PROBLEM –
Show all lines that include the string "Daily"; copy each one.

==== GIVEN ENTRIES ====

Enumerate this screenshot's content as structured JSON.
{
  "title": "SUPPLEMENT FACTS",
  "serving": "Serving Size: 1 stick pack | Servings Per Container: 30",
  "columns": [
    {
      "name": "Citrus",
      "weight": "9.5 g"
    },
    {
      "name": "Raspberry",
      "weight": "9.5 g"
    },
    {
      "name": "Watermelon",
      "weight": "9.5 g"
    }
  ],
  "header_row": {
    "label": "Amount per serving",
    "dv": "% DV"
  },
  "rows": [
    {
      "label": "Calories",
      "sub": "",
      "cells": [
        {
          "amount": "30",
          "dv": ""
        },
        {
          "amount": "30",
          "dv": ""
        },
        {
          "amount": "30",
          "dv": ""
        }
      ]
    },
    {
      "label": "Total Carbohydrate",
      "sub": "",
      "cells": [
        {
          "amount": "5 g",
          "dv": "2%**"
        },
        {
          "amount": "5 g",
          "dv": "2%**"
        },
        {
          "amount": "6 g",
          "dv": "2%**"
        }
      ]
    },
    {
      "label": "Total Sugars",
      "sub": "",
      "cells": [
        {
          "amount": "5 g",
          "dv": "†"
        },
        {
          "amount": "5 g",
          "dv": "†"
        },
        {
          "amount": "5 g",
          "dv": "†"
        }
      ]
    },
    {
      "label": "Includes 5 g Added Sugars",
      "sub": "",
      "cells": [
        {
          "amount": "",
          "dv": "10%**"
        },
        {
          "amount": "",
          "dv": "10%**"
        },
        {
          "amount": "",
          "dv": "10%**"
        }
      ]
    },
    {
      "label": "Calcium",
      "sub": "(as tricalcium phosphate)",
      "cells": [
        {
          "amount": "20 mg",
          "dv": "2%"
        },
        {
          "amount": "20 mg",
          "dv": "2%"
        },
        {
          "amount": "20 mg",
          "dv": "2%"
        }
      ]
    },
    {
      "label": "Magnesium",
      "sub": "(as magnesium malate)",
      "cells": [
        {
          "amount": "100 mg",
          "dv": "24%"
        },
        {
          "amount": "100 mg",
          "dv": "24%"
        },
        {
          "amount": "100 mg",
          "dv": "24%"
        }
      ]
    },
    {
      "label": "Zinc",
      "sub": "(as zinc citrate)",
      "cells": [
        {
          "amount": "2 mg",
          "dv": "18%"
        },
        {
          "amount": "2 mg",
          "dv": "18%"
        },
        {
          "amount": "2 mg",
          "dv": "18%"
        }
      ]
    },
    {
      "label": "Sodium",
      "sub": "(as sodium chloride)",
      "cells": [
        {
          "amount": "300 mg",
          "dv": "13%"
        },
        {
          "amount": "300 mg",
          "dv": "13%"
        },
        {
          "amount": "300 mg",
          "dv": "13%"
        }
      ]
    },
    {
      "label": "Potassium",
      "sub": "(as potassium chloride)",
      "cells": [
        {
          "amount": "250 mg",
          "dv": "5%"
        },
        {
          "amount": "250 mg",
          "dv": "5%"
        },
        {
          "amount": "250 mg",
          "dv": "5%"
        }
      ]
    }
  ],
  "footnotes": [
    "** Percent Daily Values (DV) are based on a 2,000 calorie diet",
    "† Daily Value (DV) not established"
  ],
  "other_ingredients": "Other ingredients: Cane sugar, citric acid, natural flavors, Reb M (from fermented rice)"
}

====

RESPONSE TO THIS EXERCISE –
    "** Percent Daily Values (DV) are based on a 2,000 calorie diet",
    "† Daily Value (DV) not established"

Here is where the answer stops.